What needs to be done: The exercise asks you to copy every line below in which "following" appears.
## START Records for this task
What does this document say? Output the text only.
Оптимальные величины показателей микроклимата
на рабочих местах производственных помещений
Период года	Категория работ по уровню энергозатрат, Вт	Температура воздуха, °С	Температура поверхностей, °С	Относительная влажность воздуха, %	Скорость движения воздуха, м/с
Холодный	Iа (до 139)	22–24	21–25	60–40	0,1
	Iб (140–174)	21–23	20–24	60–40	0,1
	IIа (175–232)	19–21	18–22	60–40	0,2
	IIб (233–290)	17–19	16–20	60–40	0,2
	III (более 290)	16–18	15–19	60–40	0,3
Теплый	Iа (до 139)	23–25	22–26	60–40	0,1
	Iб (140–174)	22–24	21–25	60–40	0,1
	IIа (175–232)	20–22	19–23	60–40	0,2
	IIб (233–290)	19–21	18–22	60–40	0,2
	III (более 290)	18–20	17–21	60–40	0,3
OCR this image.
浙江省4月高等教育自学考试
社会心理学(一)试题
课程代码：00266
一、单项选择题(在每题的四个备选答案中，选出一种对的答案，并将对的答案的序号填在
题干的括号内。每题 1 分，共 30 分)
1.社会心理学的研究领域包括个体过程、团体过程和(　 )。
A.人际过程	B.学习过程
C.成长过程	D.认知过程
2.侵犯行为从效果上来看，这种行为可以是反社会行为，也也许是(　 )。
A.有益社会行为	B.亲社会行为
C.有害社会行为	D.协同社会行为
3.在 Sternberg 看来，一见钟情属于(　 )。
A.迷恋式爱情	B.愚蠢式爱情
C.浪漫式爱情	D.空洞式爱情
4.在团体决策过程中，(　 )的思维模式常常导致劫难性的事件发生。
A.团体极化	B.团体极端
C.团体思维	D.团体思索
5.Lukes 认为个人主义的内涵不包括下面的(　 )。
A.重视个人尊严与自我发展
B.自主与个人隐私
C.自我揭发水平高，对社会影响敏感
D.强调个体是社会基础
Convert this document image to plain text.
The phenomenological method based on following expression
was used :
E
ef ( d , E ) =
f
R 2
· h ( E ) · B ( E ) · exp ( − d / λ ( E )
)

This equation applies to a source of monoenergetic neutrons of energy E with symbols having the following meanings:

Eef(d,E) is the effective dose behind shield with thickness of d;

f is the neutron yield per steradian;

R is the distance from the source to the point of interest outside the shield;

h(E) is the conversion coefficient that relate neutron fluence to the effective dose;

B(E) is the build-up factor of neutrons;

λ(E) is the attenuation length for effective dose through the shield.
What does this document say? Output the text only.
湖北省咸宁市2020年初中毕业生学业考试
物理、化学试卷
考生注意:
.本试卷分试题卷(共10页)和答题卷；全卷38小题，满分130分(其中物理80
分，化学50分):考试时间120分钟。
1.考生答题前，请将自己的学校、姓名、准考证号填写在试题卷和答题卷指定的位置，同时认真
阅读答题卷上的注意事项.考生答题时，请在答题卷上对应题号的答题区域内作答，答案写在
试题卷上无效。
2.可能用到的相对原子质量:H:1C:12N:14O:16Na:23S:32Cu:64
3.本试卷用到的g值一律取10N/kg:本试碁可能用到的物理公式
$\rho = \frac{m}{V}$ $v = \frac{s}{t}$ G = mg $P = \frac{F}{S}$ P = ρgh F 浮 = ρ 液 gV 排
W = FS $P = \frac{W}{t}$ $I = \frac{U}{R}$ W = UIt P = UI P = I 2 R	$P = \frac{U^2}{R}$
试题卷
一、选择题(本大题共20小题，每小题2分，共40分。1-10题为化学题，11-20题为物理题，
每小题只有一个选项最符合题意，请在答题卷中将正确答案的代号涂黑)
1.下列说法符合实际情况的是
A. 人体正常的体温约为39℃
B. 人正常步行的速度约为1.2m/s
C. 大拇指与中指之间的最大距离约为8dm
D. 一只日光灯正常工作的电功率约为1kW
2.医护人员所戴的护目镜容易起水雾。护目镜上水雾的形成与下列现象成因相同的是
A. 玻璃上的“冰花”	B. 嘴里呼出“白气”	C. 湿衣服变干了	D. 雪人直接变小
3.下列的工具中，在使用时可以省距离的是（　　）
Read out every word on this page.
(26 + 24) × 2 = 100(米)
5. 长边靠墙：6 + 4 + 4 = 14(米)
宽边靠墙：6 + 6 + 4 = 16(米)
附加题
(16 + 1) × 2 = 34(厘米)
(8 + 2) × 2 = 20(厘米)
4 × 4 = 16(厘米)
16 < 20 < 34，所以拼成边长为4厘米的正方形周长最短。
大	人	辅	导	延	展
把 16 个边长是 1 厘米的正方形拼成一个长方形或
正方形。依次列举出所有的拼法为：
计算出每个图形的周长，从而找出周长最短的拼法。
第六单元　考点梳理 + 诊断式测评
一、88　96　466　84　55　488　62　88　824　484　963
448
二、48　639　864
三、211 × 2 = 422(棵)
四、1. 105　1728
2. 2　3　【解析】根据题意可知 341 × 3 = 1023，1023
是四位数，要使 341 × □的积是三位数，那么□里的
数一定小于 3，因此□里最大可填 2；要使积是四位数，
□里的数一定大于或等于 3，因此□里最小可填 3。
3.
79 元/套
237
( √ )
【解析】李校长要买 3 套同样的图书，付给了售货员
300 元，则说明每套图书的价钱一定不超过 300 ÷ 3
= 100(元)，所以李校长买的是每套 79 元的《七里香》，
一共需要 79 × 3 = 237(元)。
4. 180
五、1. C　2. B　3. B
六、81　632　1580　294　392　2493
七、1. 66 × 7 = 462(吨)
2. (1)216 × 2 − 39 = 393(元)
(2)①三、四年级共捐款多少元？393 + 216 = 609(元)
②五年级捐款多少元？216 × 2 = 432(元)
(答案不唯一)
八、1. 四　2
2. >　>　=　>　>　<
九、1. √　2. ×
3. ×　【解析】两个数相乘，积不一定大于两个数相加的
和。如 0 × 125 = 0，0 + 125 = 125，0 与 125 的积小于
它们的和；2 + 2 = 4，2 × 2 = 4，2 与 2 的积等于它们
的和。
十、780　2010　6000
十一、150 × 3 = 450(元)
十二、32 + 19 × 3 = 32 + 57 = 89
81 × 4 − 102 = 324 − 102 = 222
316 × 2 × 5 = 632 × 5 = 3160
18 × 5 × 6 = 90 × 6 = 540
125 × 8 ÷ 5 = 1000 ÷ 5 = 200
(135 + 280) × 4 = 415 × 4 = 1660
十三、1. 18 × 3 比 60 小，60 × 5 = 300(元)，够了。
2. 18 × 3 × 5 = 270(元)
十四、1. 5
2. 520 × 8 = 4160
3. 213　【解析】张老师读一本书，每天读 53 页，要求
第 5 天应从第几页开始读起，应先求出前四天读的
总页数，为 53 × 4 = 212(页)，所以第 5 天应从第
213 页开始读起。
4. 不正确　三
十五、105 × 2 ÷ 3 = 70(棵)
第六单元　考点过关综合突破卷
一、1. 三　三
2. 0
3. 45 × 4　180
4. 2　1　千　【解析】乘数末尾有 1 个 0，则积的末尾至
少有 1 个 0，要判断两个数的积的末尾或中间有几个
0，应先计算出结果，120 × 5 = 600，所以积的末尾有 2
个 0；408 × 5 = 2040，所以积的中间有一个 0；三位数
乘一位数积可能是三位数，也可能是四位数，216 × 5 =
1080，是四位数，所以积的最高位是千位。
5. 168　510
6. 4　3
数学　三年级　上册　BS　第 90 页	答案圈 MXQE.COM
## END Records for this task
The reply:
The phenomenological method based on following expression
This equation applies to a source of monoenergetic neutrons of energy E with symbols having the following meanings:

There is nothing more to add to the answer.